Objective: Please reproduce the lines starting at the one containing "276, 426, 288]" and ending at the one containing "48, 632, 56]", both included, with nothing changed.

Dataset extract:
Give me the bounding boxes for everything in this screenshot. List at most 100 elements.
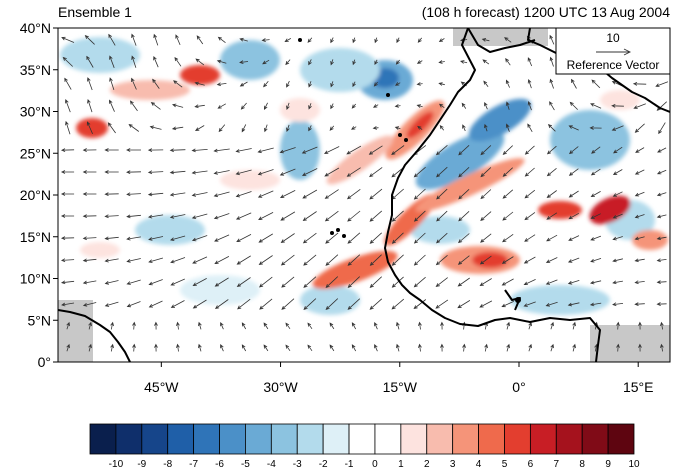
wind-vector-arrow	[413, 276, 426, 288]
lon-tick-label: 45°W	[144, 379, 179, 395]
wind-vector-arrow	[527, 123, 533, 133]
colorbar-swatch	[89, 423, 117, 455]
wind-vector-arrow	[373, 81, 378, 87]
wind-vector-arrow	[352, 81, 356, 88]
wind-vector-arrow	[194, 125, 205, 131]
colorbar-swatch	[452, 423, 479, 455]
wind-vector-arrow	[527, 79, 532, 89]
wind-vector-arrow	[109, 99, 115, 112]
wind-vector-arrow	[395, 59, 400, 65]
wind-vector-arrow	[417, 125, 423, 130]
wind-vector-arrow	[82, 214, 97, 218]
colorbar-swatch	[504, 423, 531, 455]
wind-vector-arrow	[325, 276, 339, 289]
wind-vector-arrow	[169, 192, 186, 197]
wind-vector-arrow	[479, 278, 492, 286]
wind-vector-arrow	[502, 145, 513, 156]
wind-vector-arrow	[213, 213, 230, 220]
wind-vector-arrow	[546, 145, 557, 155]
colorbar: -10 -9 -8 -7 -6 -5 -4 -3 -2 -1 0 1 2 3 4 5 6 7 8 9 10	[89, 423, 640, 470]
wind-vector-arrow	[524, 234, 536, 242]
shaded-field	[60, 37, 668, 315]
wind-vector-arrow	[435, 144, 448, 156]
wind-vector-arrow	[462, 343, 466, 352]
wind-vector-arrow	[324, 167, 340, 177]
reference-vector-caption: Reference Vector	[567, 58, 660, 72]
island	[398, 133, 402, 137]
positive-anomaly	[632, 230, 668, 250]
wind-vector-arrow	[131, 55, 137, 68]
wind-vector-arrow	[86, 55, 94, 68]
wind-vector-arrow	[279, 190, 296, 199]
wind-vector-arrow	[241, 344, 247, 352]
latitude-axis: 40°N 35°N 30°N 25°N 20°N 15°N 10°N 5°N 0°	[20, 20, 58, 370]
wind-vector-arrow	[369, 254, 382, 266]
wind-vector-arrow	[347, 232, 361, 244]
wind-vector-arrow	[126, 279, 141, 285]
wind-vector-arrow	[263, 81, 269, 88]
reference-vector-arrowhead	[623, 48, 632, 56]
colorbar-label: -5	[241, 459, 250, 470]
wind-vector-arrow	[263, 344, 269, 352]
wind-vector-arrow	[236, 234, 252, 243]
wind-vector-arrow	[285, 59, 291, 66]
wind-vector-arrow	[550, 343, 554, 352]
wind-vector-arrow	[60, 148, 75, 152]
coastlines	[58, 28, 670, 362]
wind-vector-arrow	[396, 37, 400, 44]
wind-vector-arrow	[612, 258, 623, 263]
positive-anomaly	[538, 201, 582, 219]
wind-vector-arrow	[391, 210, 404, 222]
wind-vector-arrow	[285, 322, 291, 330]
wind-vector-arrow	[634, 123, 645, 133]
wind-vector-arrow	[568, 235, 580, 241]
wind-vector-arrow	[611, 104, 624, 108]
colorbar-label: 5	[502, 459, 508, 470]
wind-vector-arrow	[148, 279, 163, 286]
wind-vector-arrow	[374, 59, 378, 65]
lon-tick-label: 15°W	[383, 379, 418, 395]
wind-vector-arrow	[126, 170, 142, 174]
wind-vector-arrow	[169, 148, 186, 153]
wind-vector-arrow	[634, 191, 645, 197]
lat-tick-label: 30°N	[20, 104, 51, 120]
wind-vector-arrow	[237, 298, 251, 310]
wind-vector-arrow	[546, 190, 557, 199]
wind-vectors	[60, 33, 669, 352]
wind-vector-arrow	[458, 233, 470, 244]
wind-vector-arrow	[391, 254, 404, 266]
colorbar-swatch	[529, 423, 557, 455]
wind-vector-arrow	[148, 300, 163, 308]
wind-vector-arrow	[391, 145, 405, 156]
wind-vector-arrow	[505, 123, 510, 132]
wind-vector-arrow	[170, 278, 185, 286]
wind-vector-arrow	[413, 254, 426, 266]
wind-vector-arrow	[126, 236, 141, 241]
wind-vector-arrow	[195, 58, 205, 66]
wind-vector-arrow	[196, 35, 204, 45]
wind-vector-arrow	[549, 78, 554, 89]
colorbar-swatch	[167, 423, 195, 455]
missing-region	[58, 300, 93, 362]
wind-vector-arrow	[524, 145, 535, 155]
wind-vector-arrow	[301, 146, 318, 154]
wind-vector-arrow	[307, 344, 313, 352]
wind-vector-arrow	[546, 234, 558, 242]
wind-vector-arrow	[416, 104, 423, 108]
wind-vector-arrow	[198, 321, 202, 330]
wind-vector-arrow	[590, 103, 602, 109]
wind-vector-arrow	[616, 321, 620, 330]
wind-vector-arrow	[612, 236, 623, 241]
wind-vector-arrow	[436, 210, 448, 222]
missing-region	[590, 325, 670, 362]
wind-vector-arrow	[633, 103, 646, 109]
wind-vector-arrow	[632, 82, 647, 86]
wind-vector-arrow	[546, 212, 558, 220]
wind-vector-arrow	[104, 301, 119, 307]
negative-anomaly	[510, 285, 610, 315]
wind-vector-arrow	[457, 300, 471, 309]
wind-vector-arrow	[413, 188, 426, 200]
wind-vector-arrow	[279, 168, 296, 176]
wind-vector-arrow	[82, 258, 97, 263]
wind-vector-arrow	[258, 276, 273, 288]
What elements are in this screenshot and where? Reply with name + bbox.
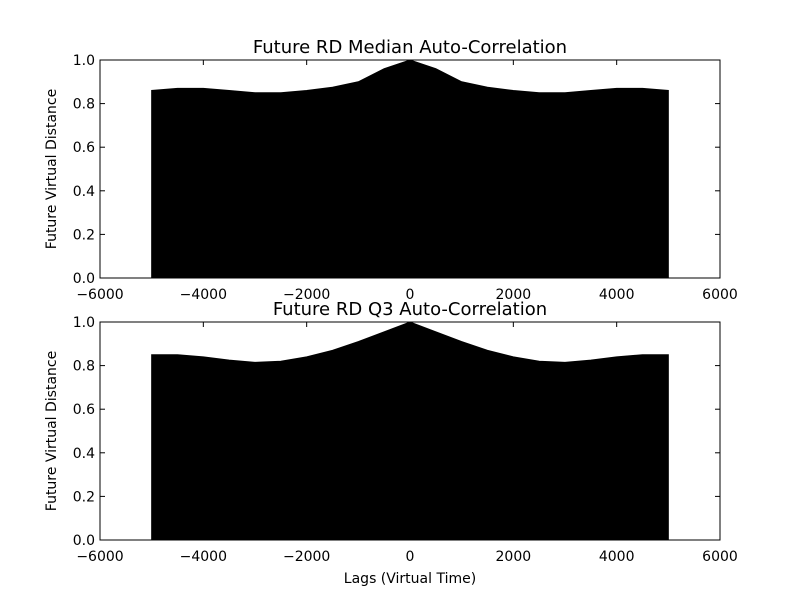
y-tick-label: 1.0 [73, 53, 95, 69]
y-tick-label: 0.8 [73, 359, 95, 375]
tick-layer: −6000 −4000 −2000 0 2000 4000 6000 0.0 0.2 0.4 0.6… [73, 53, 738, 303]
y-tick-label: 0.8 [73, 97, 95, 113]
x-tick-label: 0 [406, 549, 415, 565]
series-area-1 [151, 59, 669, 279]
x-tick-label: −4000 [180, 287, 227, 303]
y-tick-label: 0.6 [73, 140, 95, 156]
x-tick-label: 6000 [702, 549, 738, 565]
x-tick-label: −2000 [283, 549, 330, 565]
y-axis-label: Future Virtual Distance [44, 89, 60, 249]
x-tick-label: 4000 [599, 287, 635, 303]
x-tick-label: 2000 [496, 549, 532, 565]
series-area-1 [151, 321, 669, 541]
y-tick-label: 0.2 [73, 227, 95, 243]
y-tick-label: 0.2 [73, 489, 95, 505]
chart-title: Future RD Median Auto-Correlation [253, 37, 567, 58]
y-tick-label: 0.6 [73, 402, 95, 418]
y-tick-label: 0.0 [73, 271, 95, 287]
subplot-median: −6000 −4000 −2000 0 2000 4000 6000 0.0 0.2 0.4 0.6… [44, 37, 738, 303]
x-tick-label: 6000 [702, 287, 738, 303]
x-tick-label: −6000 [76, 287, 123, 303]
x-tick-label: 0 [406, 287, 415, 303]
x-tick-label: −4000 [180, 549, 227, 565]
series-layer [151, 59, 669, 279]
y-tick-label: 0.4 [73, 184, 95, 200]
x-tick-label: −6000 [76, 549, 123, 565]
series-layer [151, 321, 669, 541]
x-tick-label: 2000 [496, 287, 532, 303]
tick-layer: −6000 −4000 −2000 0 2000 4000 6000 0.0 0.2 0.4 0.6… [73, 315, 738, 565]
y-axis-label: Future Virtual Distance [44, 351, 60, 511]
x-tick-label: 4000 [599, 549, 635, 565]
y-tick-label: 1.0 [73, 315, 95, 331]
subplot-q3: −6000 −4000 −2000 0 2000 4000 6000 0.0 0.2 0.4 0.6… [44, 299, 738, 587]
x-axis-label: Lags (Virtual Time) [344, 571, 476, 587]
y-tick-label: 0.4 [73, 446, 95, 462]
x-tick-label: −2000 [283, 287, 330, 303]
chart-title: Future RD Q3 Auto-Correlation [273, 299, 547, 320]
y-tick-label: 0.0 [73, 533, 95, 549]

Answer:
wind-vector-arrow	[413, 276, 426, 288]
lon-tick-label: 45°W	[144, 379, 179, 395]
wind-vector-arrow	[527, 123, 533, 133]
colorbar-swatch	[89, 423, 117, 455]
wind-vector-arrow	[373, 81, 378, 87]
wind-vector-arrow	[352, 81, 356, 88]
wind-vector-arrow	[194, 125, 205, 131]
colorbar-swatch	[452, 423, 479, 455]
wind-vector-arrow	[527, 79, 532, 89]
wind-vector-arrow	[109, 99, 115, 112]
wind-vector-arrow	[395, 59, 400, 65]
wind-vector-arrow	[417, 125, 423, 130]
wind-vector-arrow	[82, 214, 97, 218]
colorbar-swatch	[504, 423, 531, 455]
wind-vector-arrow	[325, 276, 339, 289]
wind-vector-arrow	[169, 192, 186, 197]
wind-vector-arrow	[479, 278, 492, 286]
wind-vector-arrow	[502, 145, 513, 156]
wind-vector-arrow	[213, 213, 230, 220]
wind-vector-arrow	[546, 145, 557, 155]
colorbar: -10 -9 -8 -7 -6 -5 -4 -3 -2 -1 0 1 2 3 4 5 6 7 8 9 10	[89, 423, 640, 470]
wind-vector-arrow	[524, 234, 536, 242]
shaded-field	[60, 37, 668, 315]
wind-vector-arrow	[435, 144, 448, 156]
wind-vector-arrow	[462, 343, 466, 352]
wind-vector-arrow	[324, 167, 340, 177]
reference-vector-caption: Reference Vector	[567, 58, 660, 72]
island	[398, 133, 402, 137]
positive-anomaly	[632, 230, 668, 250]
wind-vector-arrow	[131, 55, 137, 68]
wind-vector-arrow	[86, 55, 94, 68]
wind-vector-arrow	[279, 190, 296, 199]
wind-vector-arrow	[241, 344, 247, 352]
latitude-axis: 40°N 35°N 30°N 25°N 20°N 15°N 10°N 5°N 0°	[20, 20, 58, 370]
wind-vector-arrow	[369, 254, 382, 266]
wind-vector-arrow	[347, 232, 361, 244]
wind-vector-arrow	[126, 279, 141, 285]
wind-vector-arrow	[263, 81, 269, 88]
reference-vector-arrowhead	[623, 48, 632, 56]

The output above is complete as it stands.